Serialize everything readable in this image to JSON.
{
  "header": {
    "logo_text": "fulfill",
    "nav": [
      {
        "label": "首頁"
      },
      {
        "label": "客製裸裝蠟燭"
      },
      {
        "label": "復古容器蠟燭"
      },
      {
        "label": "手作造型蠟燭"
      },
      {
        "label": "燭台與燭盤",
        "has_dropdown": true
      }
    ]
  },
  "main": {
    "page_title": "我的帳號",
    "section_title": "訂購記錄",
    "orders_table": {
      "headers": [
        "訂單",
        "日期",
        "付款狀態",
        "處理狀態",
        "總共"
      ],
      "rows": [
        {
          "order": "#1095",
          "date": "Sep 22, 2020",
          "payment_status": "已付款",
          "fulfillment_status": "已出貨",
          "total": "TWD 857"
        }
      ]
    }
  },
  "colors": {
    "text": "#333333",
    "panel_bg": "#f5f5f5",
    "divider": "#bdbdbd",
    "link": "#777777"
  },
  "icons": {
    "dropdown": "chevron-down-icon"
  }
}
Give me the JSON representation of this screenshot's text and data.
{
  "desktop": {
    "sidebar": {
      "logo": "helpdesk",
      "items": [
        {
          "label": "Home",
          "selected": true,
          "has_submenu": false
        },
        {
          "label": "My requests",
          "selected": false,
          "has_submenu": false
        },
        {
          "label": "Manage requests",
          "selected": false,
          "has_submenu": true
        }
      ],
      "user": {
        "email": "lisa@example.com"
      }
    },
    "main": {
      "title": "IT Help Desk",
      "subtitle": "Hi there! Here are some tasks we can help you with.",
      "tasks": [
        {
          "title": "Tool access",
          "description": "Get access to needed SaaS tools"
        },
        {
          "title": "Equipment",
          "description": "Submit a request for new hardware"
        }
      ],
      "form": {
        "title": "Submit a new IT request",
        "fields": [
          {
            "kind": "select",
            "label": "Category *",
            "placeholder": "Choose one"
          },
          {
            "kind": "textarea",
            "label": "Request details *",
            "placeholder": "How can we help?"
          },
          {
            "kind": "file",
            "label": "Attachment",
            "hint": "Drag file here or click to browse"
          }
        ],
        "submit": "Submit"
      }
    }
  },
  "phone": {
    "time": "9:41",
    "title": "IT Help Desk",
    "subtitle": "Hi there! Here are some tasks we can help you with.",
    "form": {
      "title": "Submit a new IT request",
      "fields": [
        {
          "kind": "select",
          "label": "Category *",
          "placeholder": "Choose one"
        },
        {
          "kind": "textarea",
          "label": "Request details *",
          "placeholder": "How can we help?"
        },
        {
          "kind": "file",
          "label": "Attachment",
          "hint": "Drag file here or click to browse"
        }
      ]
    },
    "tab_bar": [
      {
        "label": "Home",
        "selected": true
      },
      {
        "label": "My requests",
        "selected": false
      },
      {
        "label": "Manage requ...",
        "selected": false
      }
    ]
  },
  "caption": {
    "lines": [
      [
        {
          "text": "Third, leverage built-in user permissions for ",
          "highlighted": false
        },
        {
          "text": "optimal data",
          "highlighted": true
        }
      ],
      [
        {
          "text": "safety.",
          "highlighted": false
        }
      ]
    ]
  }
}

==

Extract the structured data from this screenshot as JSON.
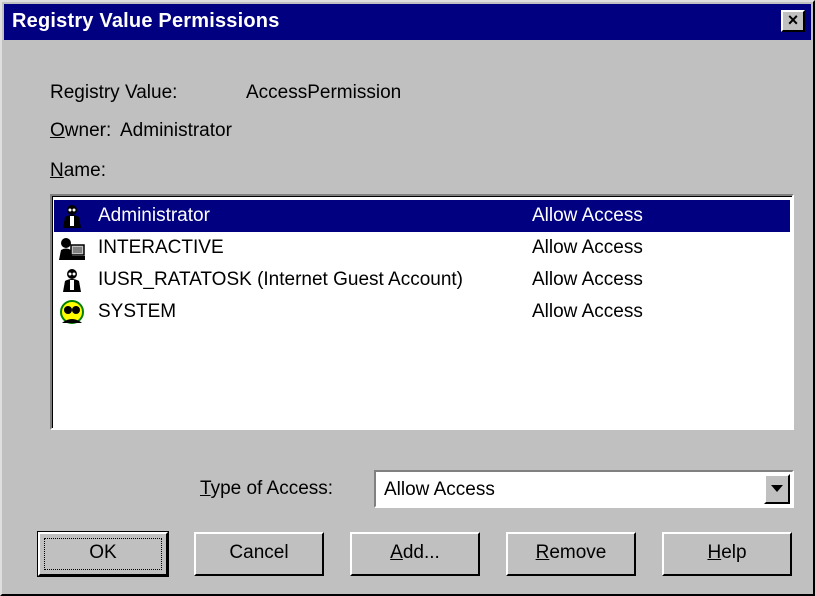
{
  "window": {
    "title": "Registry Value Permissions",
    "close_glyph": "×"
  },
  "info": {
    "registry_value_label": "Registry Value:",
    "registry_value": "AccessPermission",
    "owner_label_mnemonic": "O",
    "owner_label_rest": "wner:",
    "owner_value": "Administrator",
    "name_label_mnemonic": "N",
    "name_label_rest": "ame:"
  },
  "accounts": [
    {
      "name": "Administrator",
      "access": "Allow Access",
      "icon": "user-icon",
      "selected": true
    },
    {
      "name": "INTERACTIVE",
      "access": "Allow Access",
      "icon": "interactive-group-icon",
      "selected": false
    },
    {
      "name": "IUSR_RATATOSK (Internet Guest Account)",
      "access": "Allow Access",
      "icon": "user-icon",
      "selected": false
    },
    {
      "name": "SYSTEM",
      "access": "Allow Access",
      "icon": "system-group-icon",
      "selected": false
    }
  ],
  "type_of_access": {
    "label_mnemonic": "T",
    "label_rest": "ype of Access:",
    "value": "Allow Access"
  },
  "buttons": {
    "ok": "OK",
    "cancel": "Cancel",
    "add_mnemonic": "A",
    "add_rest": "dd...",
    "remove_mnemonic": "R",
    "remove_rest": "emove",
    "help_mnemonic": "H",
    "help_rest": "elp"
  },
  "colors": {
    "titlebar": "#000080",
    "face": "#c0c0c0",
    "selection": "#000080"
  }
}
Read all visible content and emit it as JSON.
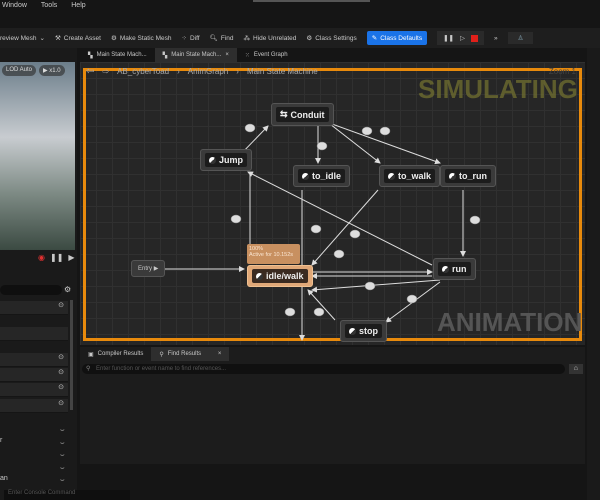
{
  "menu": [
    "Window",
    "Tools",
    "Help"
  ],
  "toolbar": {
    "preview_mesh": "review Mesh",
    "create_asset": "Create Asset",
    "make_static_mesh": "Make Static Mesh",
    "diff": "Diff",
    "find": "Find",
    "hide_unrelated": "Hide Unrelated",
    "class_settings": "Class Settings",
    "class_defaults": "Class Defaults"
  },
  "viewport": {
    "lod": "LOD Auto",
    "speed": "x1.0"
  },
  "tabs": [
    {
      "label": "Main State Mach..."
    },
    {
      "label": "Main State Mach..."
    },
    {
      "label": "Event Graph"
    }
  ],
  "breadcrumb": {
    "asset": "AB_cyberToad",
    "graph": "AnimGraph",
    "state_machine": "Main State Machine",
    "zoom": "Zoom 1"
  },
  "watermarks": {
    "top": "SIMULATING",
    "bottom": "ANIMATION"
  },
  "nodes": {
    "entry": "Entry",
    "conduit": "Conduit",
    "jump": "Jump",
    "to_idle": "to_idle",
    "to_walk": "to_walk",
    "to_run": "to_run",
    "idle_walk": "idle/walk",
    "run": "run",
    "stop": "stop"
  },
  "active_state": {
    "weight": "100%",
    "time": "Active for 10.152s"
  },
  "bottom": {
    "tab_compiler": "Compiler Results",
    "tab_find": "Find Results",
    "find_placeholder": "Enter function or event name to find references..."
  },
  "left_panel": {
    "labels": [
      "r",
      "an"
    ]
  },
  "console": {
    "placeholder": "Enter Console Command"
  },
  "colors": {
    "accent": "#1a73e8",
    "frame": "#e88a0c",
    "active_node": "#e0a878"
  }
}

---

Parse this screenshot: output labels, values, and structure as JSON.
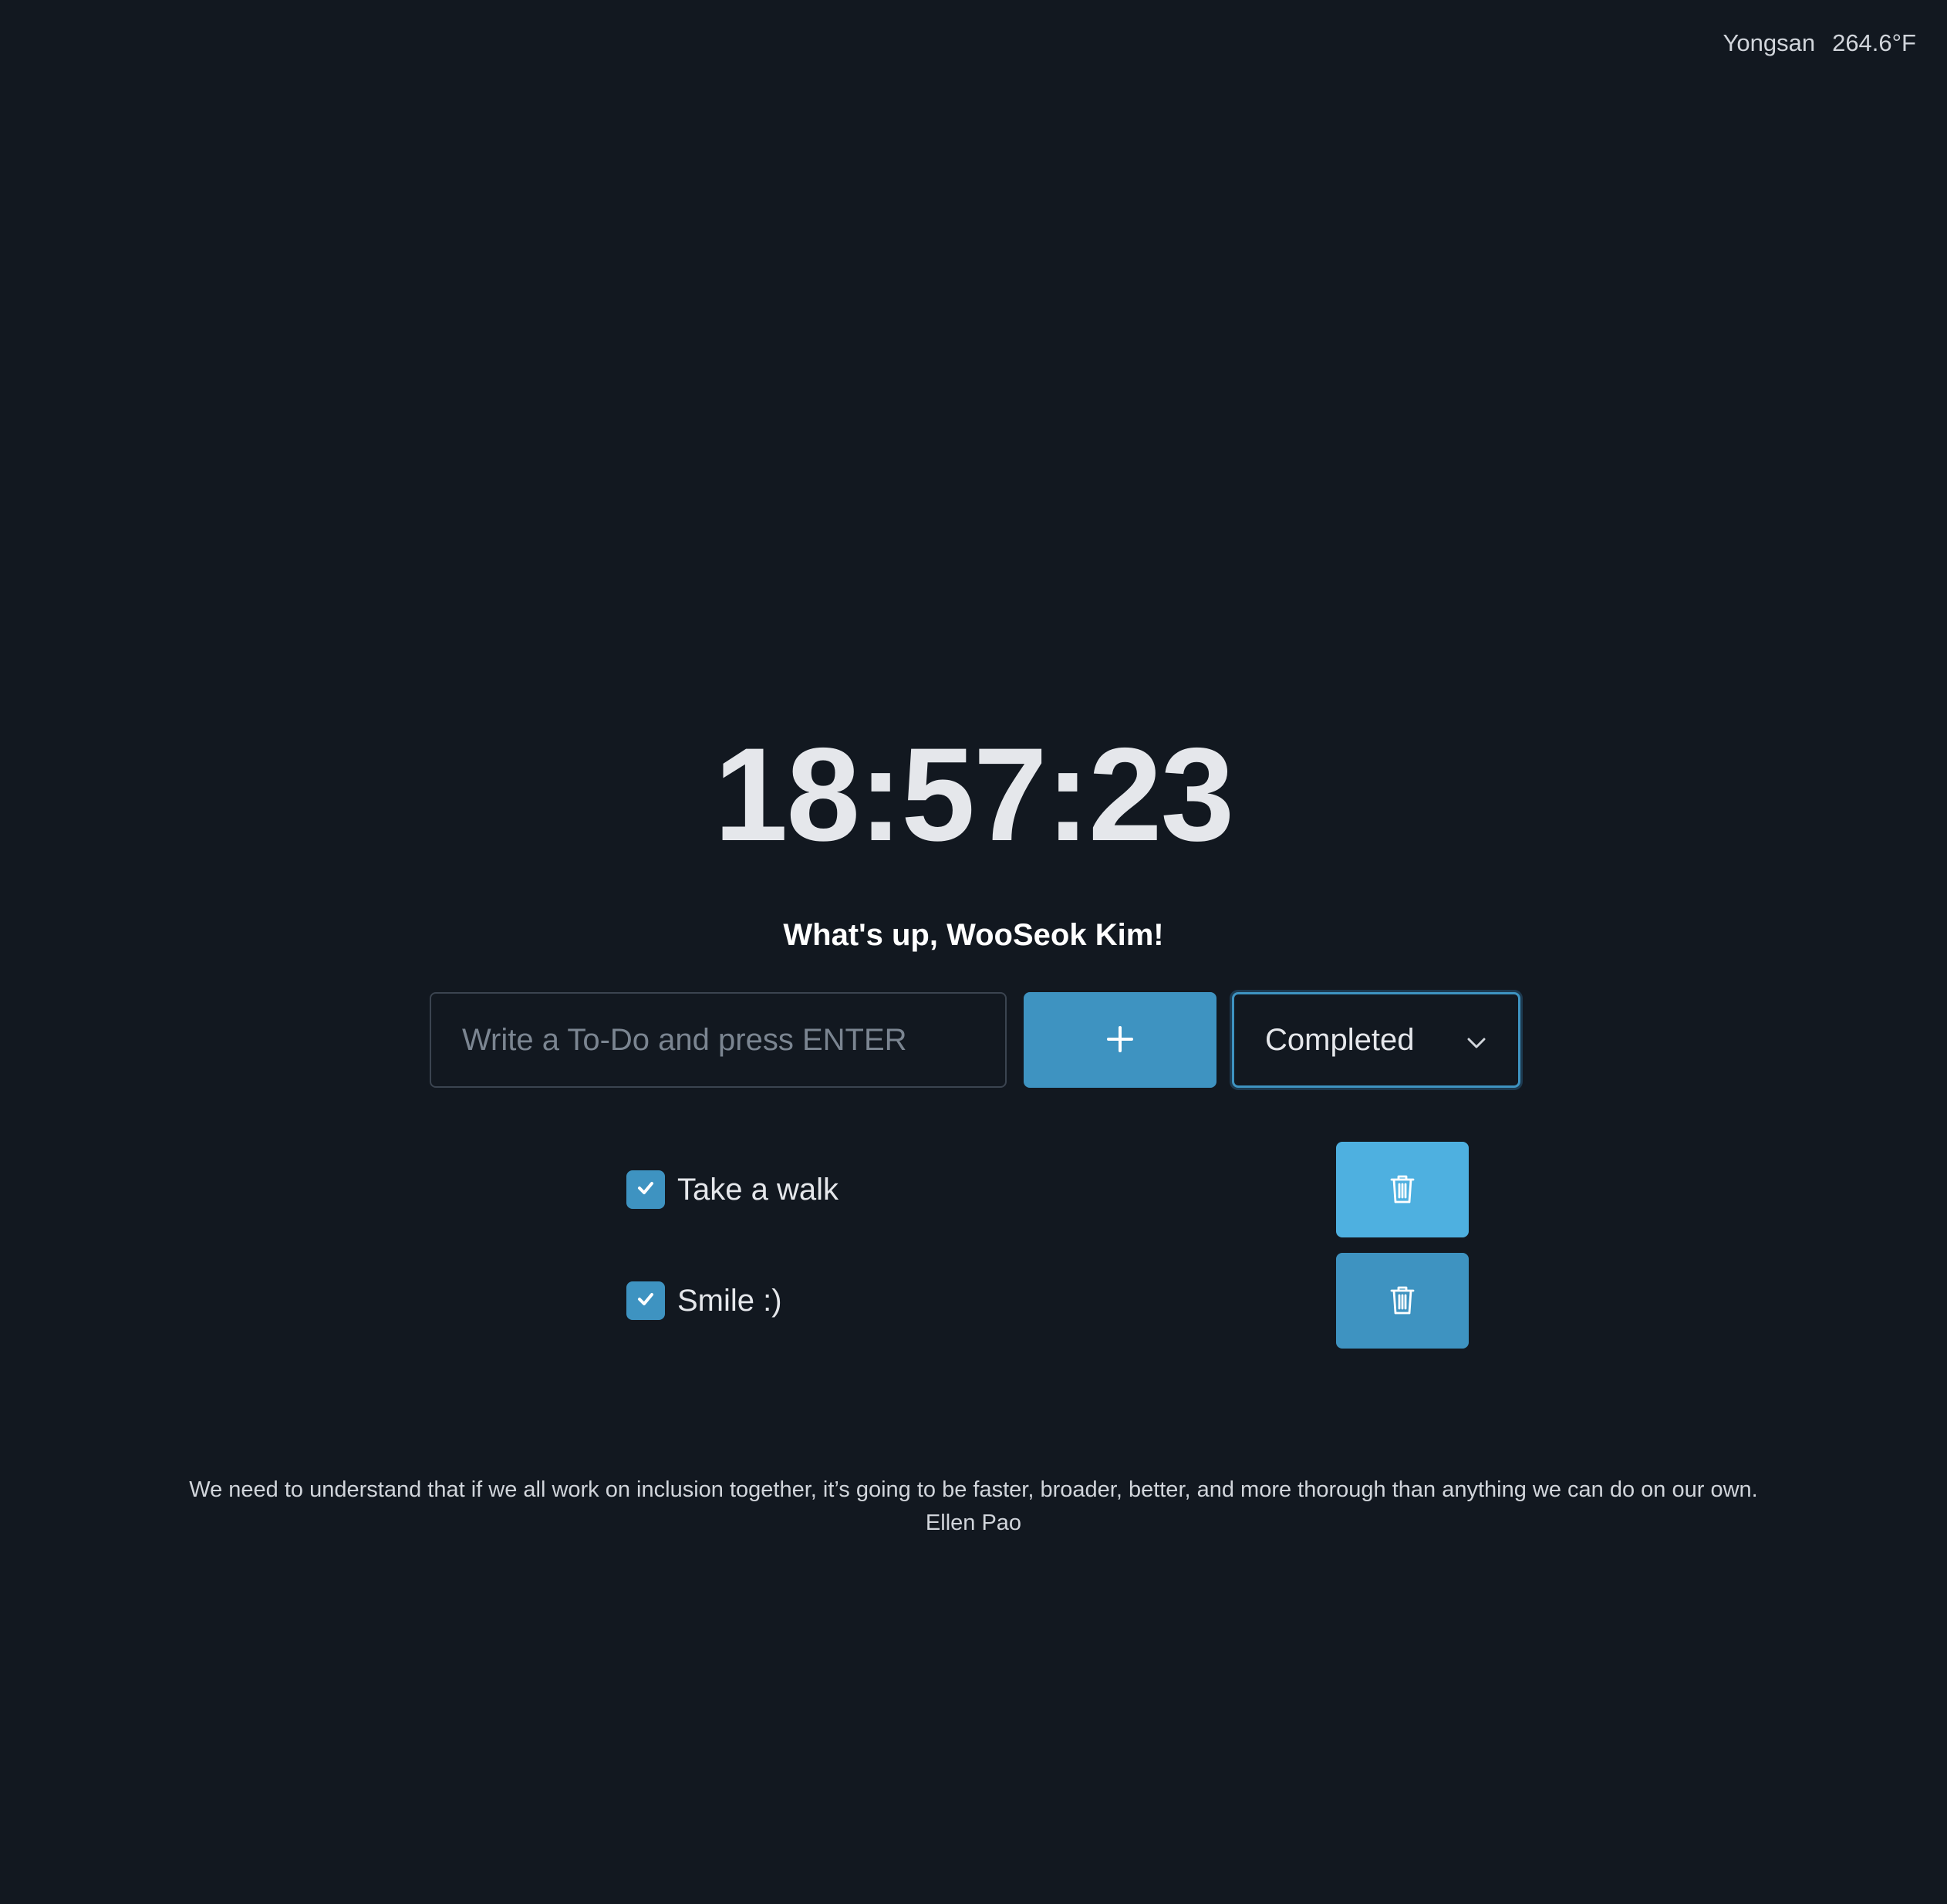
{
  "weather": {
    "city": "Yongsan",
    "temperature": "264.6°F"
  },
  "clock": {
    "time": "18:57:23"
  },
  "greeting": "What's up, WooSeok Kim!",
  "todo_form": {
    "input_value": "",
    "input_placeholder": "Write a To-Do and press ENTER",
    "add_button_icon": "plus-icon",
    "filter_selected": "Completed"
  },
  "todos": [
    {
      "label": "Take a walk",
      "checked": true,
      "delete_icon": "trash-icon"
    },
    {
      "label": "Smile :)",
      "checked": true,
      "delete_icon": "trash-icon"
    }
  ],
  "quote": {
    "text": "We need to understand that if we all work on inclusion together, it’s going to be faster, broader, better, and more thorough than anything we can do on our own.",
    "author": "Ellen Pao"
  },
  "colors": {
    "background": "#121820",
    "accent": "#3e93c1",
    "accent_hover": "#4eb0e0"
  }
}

**Task to carry out**
Copy every single line of the material above that holds "group".

**Solution to the exercise**
      "icon": "interactive-group-icon",
      "icon": "system-group-icon",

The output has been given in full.